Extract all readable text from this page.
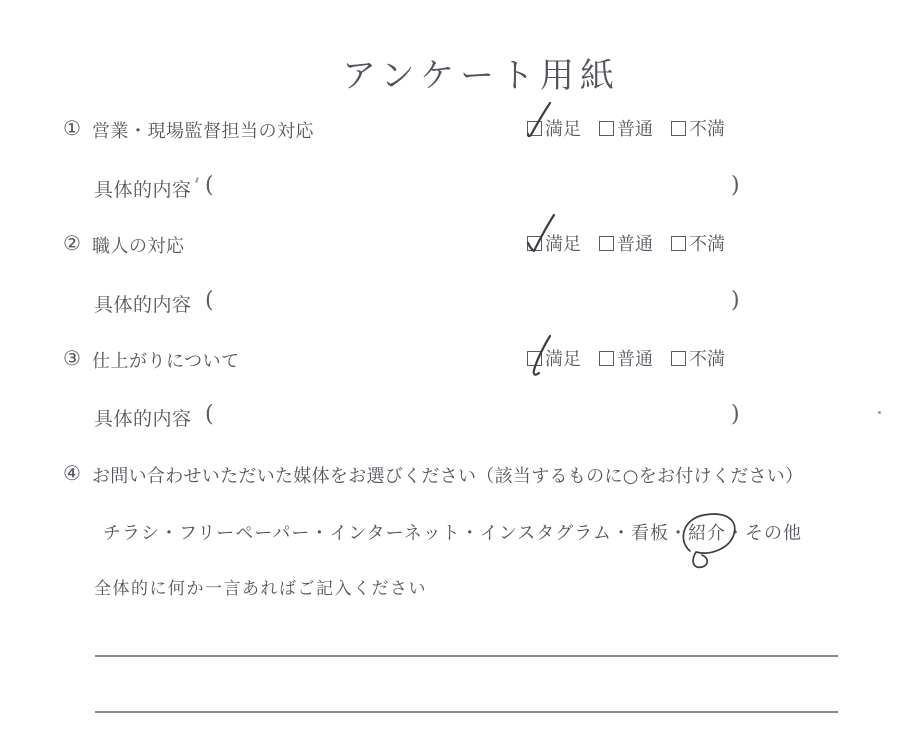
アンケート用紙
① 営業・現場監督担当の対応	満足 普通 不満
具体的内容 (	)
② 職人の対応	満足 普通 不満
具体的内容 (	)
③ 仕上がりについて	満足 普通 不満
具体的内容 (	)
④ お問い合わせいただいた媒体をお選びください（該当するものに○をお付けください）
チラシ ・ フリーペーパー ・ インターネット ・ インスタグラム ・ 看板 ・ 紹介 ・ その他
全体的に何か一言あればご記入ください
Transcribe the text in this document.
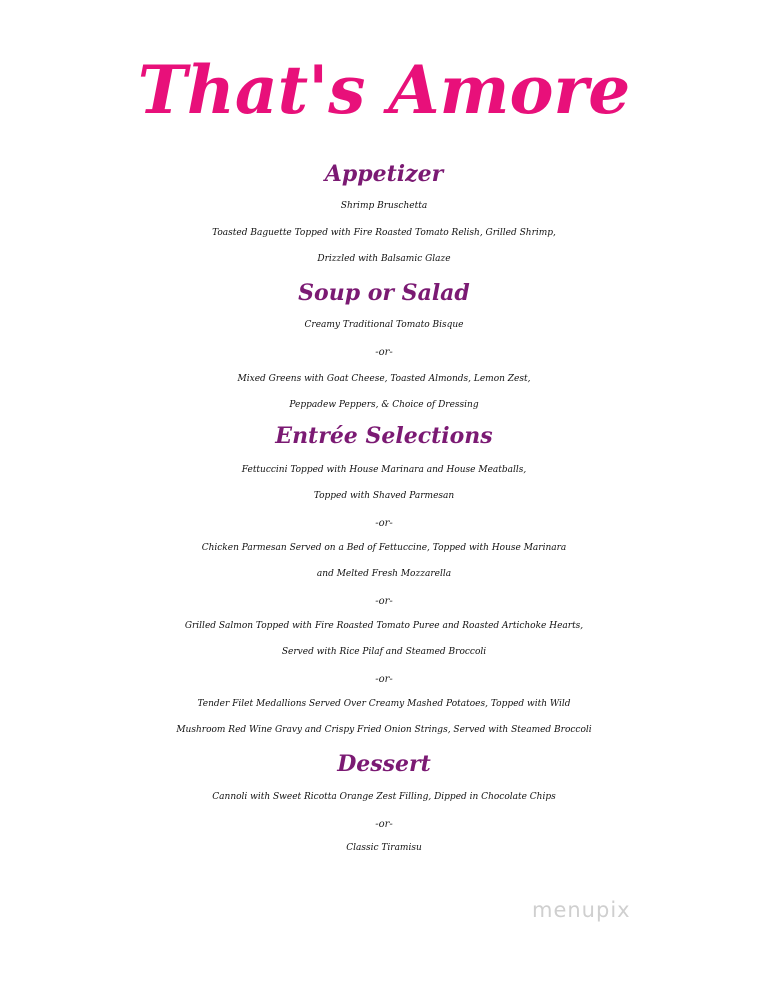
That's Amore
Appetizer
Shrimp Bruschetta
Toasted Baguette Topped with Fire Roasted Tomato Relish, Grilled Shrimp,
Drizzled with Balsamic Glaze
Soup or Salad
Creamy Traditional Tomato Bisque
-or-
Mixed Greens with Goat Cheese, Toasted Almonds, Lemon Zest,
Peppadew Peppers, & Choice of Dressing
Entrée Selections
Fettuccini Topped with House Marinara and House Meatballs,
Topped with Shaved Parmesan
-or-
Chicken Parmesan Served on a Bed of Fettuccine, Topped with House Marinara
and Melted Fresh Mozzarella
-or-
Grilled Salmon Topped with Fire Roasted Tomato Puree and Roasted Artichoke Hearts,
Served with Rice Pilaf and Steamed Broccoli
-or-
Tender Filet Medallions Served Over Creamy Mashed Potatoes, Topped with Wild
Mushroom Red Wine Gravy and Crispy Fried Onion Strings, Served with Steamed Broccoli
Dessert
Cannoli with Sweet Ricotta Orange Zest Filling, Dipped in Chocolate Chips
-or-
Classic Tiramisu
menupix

--------------------------------------------------

- [Exercise objective]
In the material above, show every line where the word "Creamy" turns up.

- [Worked solution]
Creamy Traditional Tomato Bisque
Tender Filet Medallions Served Over Creamy Mashed Potatoes, Topped with Wild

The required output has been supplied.